Problem: From the listing below, extract every line in which the word "Converter" appears.

* START Material provided *

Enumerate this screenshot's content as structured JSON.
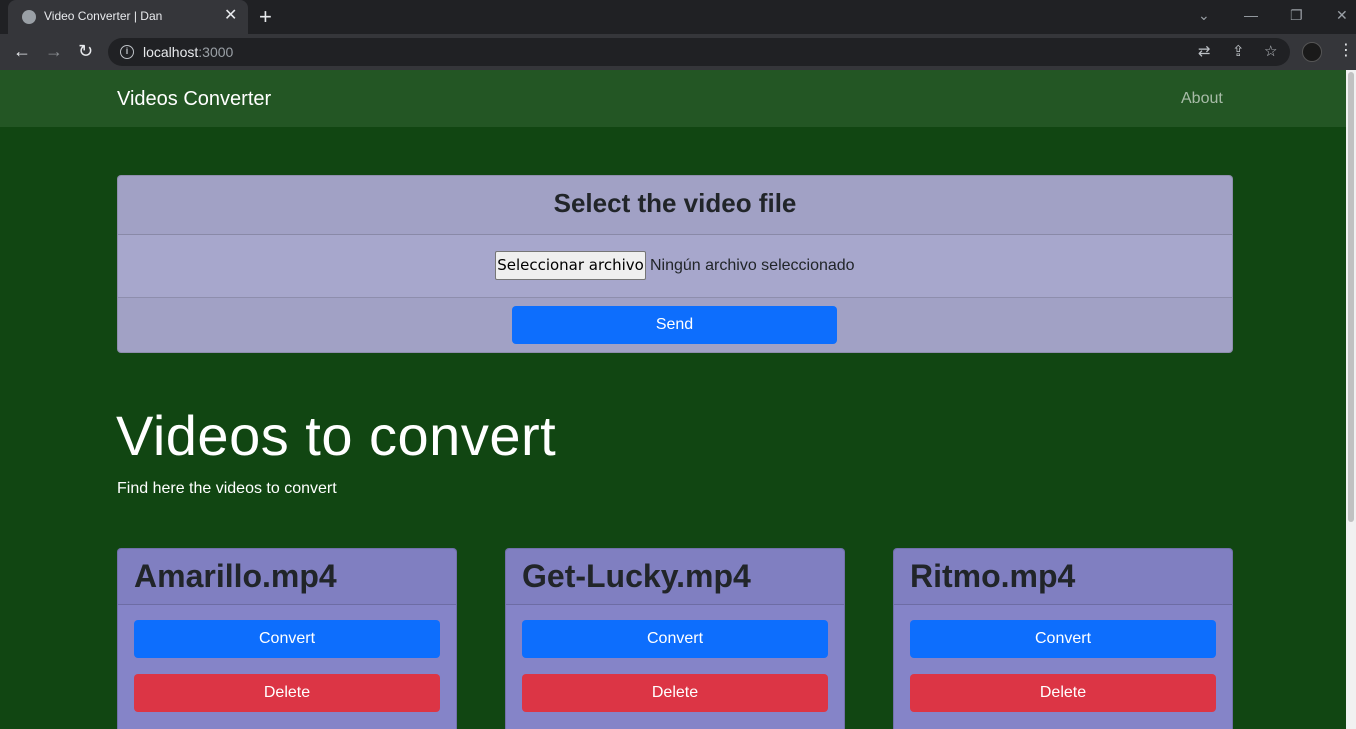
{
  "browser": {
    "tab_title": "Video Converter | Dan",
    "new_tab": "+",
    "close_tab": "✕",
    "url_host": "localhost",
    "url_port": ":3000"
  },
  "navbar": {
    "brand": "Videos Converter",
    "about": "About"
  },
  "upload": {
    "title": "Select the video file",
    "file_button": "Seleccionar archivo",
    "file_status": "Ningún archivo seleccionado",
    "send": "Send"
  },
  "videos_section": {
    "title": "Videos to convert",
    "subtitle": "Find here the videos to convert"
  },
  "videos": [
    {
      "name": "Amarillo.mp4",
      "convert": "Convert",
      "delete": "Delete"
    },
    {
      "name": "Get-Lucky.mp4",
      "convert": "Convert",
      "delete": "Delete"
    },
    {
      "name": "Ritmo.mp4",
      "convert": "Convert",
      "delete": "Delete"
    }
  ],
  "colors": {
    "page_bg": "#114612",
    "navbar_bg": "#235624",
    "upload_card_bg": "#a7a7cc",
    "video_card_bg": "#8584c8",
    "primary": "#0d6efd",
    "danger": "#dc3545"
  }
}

* END Material provided *

Completed exercise:
    "tab_title": "Video Converter | Dan",
    "brand": "Videos Converter",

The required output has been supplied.